* Aim *
Look through the lines below and extract each one that contains "operations".

Figure dataset records

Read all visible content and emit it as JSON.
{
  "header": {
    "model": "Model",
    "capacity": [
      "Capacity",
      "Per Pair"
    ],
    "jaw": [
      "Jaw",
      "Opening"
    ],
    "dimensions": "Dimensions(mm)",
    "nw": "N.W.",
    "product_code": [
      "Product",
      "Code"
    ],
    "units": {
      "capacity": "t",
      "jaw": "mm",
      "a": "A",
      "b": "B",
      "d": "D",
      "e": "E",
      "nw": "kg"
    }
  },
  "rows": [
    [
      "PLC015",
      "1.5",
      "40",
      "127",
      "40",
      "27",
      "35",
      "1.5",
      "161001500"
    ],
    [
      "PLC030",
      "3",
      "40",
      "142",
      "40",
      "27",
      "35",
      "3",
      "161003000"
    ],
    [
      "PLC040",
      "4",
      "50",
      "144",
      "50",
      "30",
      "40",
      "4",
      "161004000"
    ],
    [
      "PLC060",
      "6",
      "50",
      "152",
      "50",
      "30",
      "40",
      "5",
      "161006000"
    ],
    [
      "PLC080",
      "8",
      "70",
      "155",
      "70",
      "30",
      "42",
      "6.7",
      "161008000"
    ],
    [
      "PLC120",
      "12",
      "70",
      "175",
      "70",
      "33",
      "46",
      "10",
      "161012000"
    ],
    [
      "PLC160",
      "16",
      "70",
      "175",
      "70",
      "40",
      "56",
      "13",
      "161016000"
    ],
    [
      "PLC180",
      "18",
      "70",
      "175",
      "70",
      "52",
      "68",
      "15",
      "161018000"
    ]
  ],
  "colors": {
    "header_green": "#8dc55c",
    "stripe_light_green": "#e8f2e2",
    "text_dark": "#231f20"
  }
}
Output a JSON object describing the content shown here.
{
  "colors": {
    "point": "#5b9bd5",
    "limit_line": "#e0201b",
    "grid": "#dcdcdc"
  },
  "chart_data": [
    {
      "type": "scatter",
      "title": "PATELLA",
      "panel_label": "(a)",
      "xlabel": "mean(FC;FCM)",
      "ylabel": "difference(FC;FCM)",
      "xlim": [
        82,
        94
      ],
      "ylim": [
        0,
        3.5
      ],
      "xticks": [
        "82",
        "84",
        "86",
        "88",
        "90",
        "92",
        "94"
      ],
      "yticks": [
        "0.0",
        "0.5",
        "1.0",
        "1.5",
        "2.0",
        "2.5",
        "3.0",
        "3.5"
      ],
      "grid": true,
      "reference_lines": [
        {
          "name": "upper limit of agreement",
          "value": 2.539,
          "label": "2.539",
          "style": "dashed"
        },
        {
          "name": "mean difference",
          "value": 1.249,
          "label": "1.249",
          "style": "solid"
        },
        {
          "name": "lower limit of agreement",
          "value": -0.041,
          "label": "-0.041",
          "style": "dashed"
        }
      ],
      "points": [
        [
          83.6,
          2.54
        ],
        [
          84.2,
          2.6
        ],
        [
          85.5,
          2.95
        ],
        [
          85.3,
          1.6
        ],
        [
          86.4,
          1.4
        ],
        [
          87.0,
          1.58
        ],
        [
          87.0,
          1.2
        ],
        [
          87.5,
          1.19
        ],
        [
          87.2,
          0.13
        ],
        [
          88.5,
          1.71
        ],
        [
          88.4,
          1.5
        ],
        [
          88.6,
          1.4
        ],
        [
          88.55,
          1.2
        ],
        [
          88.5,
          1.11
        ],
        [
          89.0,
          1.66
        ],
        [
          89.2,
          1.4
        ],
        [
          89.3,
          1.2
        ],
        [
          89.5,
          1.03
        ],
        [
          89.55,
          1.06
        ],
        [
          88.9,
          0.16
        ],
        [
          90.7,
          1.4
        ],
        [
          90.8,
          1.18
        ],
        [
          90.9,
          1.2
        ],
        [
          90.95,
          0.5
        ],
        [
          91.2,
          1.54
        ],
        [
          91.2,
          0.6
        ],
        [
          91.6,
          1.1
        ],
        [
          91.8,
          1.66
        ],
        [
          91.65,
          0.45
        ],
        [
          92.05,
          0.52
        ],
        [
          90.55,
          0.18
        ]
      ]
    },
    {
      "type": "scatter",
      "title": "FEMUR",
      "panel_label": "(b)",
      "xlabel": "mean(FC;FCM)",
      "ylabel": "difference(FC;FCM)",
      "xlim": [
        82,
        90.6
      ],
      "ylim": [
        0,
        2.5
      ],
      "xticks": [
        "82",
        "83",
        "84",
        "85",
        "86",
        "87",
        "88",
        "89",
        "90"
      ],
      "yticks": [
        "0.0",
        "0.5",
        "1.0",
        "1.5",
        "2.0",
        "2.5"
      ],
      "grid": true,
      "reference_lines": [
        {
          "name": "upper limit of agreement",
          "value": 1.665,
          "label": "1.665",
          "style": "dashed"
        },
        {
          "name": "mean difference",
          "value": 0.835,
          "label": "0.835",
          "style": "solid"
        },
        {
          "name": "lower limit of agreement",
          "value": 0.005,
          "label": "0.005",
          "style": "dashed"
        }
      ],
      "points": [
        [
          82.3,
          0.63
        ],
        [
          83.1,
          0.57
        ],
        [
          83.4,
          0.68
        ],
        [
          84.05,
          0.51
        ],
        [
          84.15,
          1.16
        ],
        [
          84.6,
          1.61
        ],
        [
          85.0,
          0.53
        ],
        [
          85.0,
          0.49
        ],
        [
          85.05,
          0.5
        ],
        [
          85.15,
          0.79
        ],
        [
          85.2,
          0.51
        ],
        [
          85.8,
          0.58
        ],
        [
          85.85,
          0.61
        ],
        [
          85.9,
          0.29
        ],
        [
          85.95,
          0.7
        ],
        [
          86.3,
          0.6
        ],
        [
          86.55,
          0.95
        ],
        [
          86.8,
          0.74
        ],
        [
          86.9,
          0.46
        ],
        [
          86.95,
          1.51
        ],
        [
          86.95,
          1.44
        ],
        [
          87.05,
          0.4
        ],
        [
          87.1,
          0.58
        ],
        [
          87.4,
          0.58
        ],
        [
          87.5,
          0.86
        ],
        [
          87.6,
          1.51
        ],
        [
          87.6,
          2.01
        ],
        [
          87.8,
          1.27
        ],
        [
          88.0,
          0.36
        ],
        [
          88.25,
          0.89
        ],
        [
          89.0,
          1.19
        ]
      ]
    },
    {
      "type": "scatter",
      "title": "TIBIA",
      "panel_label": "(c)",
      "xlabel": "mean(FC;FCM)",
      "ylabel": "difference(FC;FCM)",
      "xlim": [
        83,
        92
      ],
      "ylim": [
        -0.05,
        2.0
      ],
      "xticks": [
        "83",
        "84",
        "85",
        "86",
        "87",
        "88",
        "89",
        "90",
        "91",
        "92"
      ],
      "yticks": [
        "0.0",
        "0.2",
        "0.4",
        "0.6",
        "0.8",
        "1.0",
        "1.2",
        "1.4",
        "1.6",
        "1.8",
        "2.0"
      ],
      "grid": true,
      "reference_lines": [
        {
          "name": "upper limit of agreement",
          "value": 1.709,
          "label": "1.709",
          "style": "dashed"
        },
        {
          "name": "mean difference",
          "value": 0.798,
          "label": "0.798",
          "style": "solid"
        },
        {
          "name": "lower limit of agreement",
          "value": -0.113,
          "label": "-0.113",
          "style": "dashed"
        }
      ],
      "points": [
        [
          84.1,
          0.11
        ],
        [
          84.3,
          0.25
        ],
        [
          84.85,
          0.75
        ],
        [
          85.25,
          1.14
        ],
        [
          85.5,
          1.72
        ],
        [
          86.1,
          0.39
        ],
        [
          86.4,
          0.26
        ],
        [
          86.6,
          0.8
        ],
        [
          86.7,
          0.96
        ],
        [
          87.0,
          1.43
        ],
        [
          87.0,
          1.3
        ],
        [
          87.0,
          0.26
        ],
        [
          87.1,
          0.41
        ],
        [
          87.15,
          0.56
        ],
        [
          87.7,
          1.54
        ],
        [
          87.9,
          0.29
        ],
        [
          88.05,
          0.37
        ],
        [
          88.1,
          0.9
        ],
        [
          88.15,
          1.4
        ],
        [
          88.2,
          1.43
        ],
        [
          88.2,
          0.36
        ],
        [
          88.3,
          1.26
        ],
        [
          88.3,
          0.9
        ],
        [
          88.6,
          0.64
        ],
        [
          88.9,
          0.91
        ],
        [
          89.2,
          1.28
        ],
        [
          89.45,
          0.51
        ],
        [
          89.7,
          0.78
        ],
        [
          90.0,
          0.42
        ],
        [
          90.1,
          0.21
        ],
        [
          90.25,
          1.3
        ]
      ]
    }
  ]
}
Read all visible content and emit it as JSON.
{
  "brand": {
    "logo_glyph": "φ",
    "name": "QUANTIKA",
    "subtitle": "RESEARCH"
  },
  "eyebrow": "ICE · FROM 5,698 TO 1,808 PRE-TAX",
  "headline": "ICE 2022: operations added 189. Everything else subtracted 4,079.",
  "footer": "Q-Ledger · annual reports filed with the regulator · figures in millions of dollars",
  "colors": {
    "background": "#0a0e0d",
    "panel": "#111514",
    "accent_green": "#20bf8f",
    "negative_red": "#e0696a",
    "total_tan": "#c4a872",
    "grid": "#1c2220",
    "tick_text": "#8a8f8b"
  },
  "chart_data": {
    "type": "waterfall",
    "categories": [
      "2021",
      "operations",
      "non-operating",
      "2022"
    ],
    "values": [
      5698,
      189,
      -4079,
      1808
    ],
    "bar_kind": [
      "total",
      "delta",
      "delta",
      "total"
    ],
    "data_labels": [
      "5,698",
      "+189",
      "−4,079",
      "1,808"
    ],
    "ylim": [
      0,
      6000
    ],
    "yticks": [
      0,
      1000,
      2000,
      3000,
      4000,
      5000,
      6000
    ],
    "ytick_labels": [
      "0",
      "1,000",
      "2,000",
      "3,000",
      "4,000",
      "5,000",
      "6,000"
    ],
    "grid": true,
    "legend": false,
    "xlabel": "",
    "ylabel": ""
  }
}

* Written solution *
  "headline": "ICE 2022: operations added 189. Everything else subtracted 4,079.",
      "operations",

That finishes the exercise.